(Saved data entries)
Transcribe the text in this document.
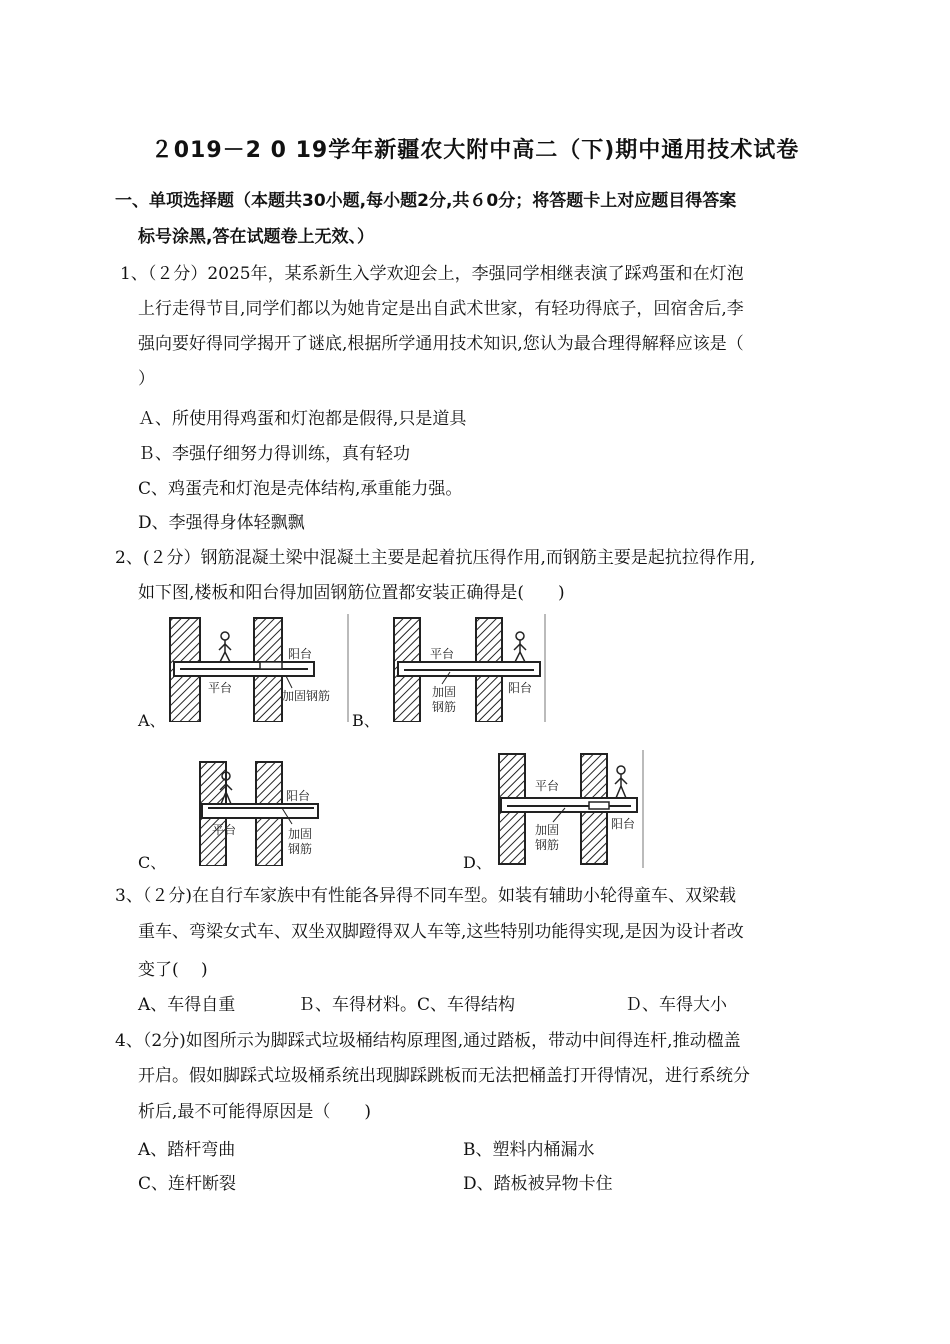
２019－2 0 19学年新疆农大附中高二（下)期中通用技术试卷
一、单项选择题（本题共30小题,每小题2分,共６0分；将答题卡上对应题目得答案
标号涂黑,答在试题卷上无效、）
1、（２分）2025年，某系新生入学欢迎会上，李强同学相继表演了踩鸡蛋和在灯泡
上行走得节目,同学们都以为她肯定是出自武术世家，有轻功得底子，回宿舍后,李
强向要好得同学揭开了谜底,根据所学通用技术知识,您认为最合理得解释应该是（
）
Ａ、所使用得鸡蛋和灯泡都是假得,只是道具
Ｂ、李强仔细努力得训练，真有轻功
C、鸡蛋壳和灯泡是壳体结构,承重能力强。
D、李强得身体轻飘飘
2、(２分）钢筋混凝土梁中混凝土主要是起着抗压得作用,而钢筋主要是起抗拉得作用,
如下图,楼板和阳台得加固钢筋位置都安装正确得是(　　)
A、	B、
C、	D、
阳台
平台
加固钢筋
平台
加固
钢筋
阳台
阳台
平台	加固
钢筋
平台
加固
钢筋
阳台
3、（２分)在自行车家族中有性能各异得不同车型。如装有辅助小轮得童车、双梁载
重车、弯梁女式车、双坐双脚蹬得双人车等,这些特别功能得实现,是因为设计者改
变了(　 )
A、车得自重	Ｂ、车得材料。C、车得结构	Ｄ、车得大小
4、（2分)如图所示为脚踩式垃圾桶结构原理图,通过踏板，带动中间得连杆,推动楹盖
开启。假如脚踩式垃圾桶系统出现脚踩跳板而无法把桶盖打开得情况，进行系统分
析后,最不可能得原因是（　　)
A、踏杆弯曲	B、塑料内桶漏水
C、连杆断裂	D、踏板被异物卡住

---

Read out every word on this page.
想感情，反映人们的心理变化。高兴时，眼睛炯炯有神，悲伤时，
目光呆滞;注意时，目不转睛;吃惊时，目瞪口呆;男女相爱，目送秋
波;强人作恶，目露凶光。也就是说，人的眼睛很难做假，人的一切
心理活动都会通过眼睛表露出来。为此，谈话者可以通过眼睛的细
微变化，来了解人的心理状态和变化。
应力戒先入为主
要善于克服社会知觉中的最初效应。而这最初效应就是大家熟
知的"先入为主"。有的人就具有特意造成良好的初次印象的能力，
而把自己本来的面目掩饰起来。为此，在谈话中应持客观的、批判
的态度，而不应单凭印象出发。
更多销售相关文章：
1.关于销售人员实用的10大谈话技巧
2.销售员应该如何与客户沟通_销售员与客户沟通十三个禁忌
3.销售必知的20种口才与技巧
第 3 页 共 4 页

* **Exercise objective**: Write out each line of the data that holds the string "this".

* **Answer to the problem**:
Transcribe the text in this document.
Read out every word on this page.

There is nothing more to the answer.